Task details
In the entries below, identify every line with the string "that" and copy it.

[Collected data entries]
_ _ _ _ _ _ _
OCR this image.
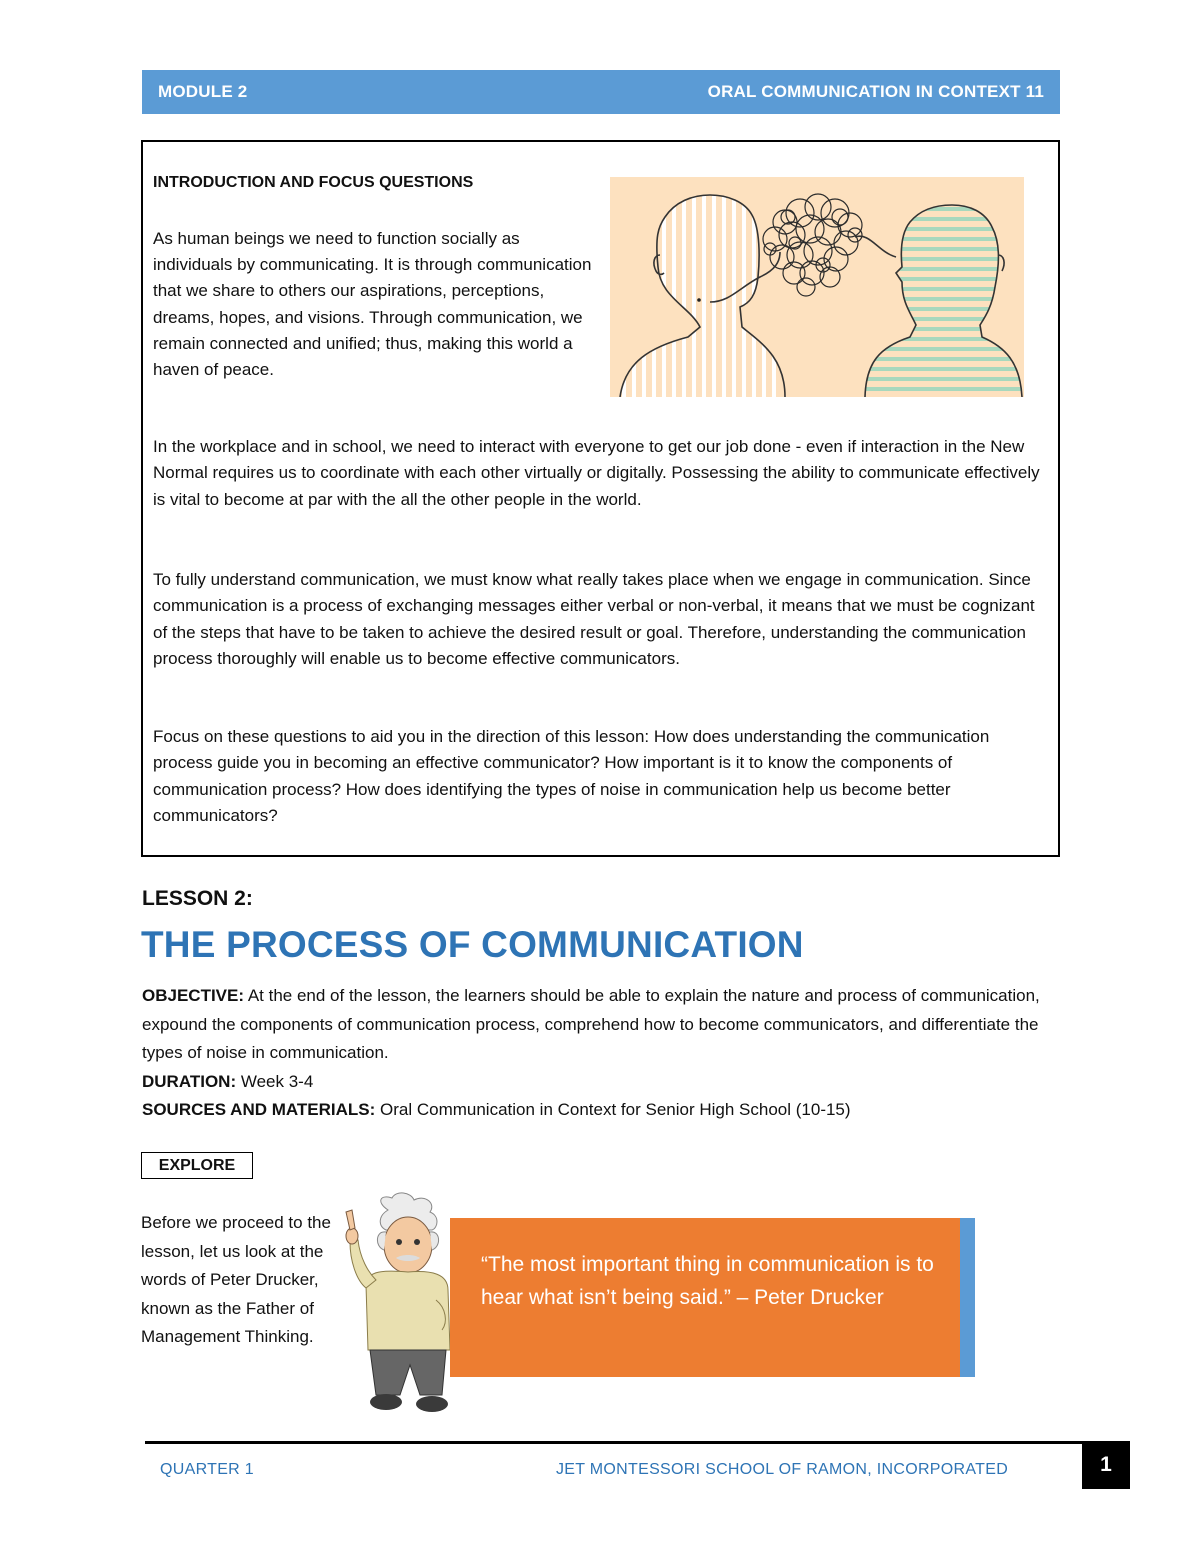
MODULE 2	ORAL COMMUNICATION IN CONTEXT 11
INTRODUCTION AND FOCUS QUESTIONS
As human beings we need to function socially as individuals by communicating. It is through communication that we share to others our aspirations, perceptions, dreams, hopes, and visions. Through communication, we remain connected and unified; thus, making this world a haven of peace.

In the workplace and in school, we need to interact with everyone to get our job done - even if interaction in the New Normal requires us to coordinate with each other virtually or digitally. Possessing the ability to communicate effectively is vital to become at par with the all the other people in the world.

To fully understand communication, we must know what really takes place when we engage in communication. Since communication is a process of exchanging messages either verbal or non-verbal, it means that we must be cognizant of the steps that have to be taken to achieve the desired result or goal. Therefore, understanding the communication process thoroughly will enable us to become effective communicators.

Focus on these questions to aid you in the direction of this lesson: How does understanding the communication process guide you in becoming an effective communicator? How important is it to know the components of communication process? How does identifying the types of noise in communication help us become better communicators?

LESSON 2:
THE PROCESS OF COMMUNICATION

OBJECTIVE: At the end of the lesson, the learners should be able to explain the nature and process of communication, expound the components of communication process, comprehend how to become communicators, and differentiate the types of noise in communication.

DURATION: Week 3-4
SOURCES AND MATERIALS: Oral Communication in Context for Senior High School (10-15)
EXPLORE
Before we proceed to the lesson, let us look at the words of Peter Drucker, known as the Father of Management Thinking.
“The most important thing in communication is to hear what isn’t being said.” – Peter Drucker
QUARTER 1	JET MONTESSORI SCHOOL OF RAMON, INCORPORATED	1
_ _ _ _ _ _ _
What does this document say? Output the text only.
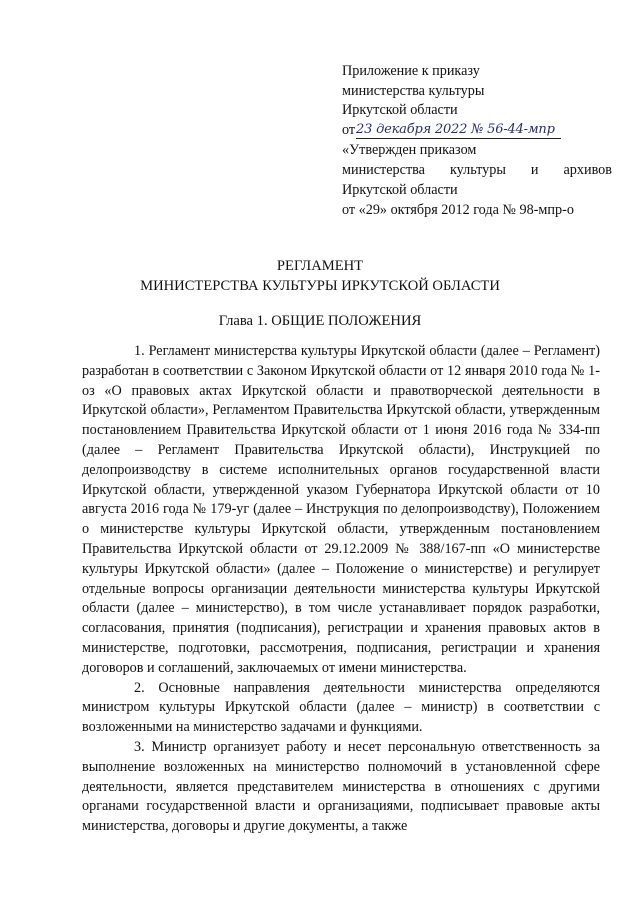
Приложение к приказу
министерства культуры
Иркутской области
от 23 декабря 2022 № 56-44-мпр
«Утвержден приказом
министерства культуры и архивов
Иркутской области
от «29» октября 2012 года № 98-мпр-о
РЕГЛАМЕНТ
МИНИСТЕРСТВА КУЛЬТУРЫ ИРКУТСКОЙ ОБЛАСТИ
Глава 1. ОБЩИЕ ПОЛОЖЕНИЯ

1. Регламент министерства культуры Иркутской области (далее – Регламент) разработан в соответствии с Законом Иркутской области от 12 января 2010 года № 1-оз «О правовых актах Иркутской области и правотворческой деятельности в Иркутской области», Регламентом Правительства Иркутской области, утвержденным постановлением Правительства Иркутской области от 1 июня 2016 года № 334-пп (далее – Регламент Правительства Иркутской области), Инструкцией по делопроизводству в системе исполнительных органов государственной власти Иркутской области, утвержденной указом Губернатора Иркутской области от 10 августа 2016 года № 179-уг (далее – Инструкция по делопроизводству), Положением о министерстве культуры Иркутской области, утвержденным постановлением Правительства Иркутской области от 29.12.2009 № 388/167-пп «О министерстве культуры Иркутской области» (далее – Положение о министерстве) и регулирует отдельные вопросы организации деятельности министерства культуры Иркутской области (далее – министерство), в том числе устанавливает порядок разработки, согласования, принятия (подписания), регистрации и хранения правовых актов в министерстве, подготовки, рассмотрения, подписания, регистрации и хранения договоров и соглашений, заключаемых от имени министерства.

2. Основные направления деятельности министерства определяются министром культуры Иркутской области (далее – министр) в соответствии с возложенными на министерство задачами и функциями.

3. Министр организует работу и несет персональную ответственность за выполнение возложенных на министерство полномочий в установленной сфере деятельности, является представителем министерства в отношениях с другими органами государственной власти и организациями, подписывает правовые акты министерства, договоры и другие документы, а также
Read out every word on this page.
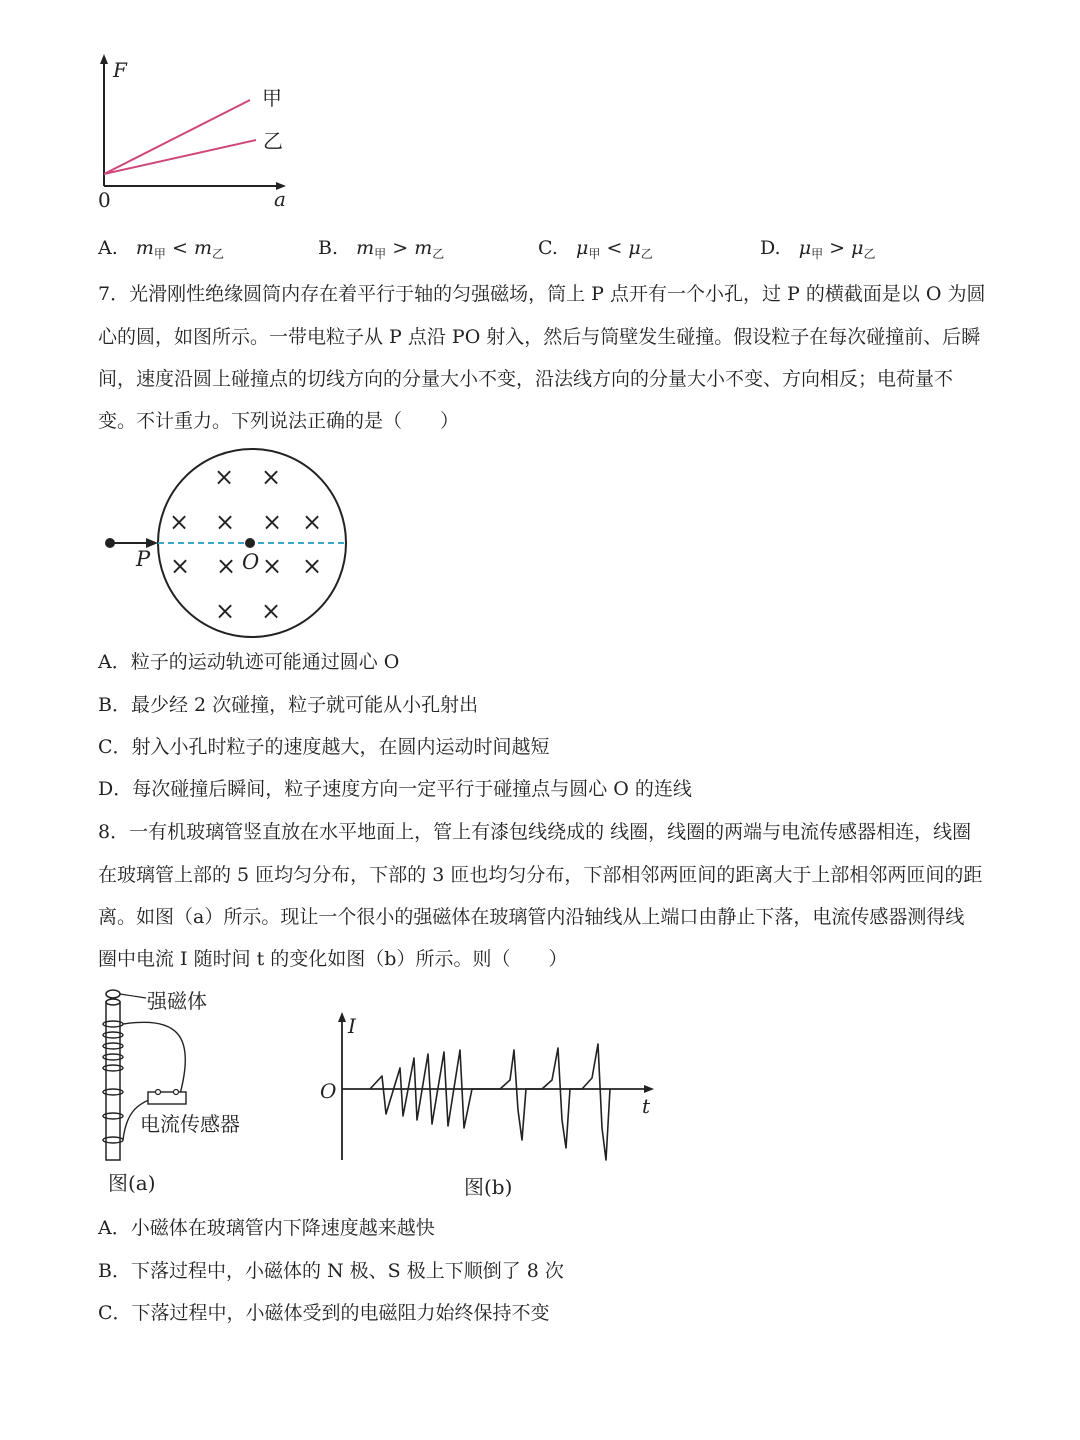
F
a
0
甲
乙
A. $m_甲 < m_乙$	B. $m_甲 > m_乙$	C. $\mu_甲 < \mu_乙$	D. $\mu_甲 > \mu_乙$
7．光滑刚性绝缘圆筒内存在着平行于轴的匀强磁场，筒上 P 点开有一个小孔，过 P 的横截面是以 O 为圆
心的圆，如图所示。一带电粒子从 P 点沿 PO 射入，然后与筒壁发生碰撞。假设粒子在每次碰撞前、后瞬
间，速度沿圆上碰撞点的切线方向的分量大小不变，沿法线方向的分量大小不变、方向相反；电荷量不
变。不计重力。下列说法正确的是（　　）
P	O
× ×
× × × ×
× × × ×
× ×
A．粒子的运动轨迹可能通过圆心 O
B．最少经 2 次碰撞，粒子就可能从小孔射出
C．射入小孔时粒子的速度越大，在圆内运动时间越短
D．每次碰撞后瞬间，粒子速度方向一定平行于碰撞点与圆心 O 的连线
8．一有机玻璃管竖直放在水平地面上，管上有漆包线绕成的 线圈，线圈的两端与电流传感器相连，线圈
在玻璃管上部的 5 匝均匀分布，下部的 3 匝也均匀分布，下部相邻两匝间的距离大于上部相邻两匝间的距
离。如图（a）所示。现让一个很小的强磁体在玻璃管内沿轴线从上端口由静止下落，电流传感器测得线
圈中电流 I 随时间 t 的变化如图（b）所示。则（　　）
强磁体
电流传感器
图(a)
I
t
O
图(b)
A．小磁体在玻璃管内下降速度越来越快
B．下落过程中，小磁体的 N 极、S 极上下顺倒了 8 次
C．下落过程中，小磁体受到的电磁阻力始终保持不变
_ _ _ _ _ _ _
Task response
As human beings we need to function socially as individuals by communicating. It is through communication that we share to others our aspirations, perceptions, dreams, hopes, and visions. Through communication, we remain connected and unified; thus, making this world a haven of peace.
To fully understand communication, we must know what really takes place when we engage in communication. Since communication is a process of exchanging messages either verbal or non-verbal, it means that we must be cognizant of the steps that have to be taken to achieve the desired result or goal. Therefore, understanding the communication process thoroughly will enable us to become effective communicators.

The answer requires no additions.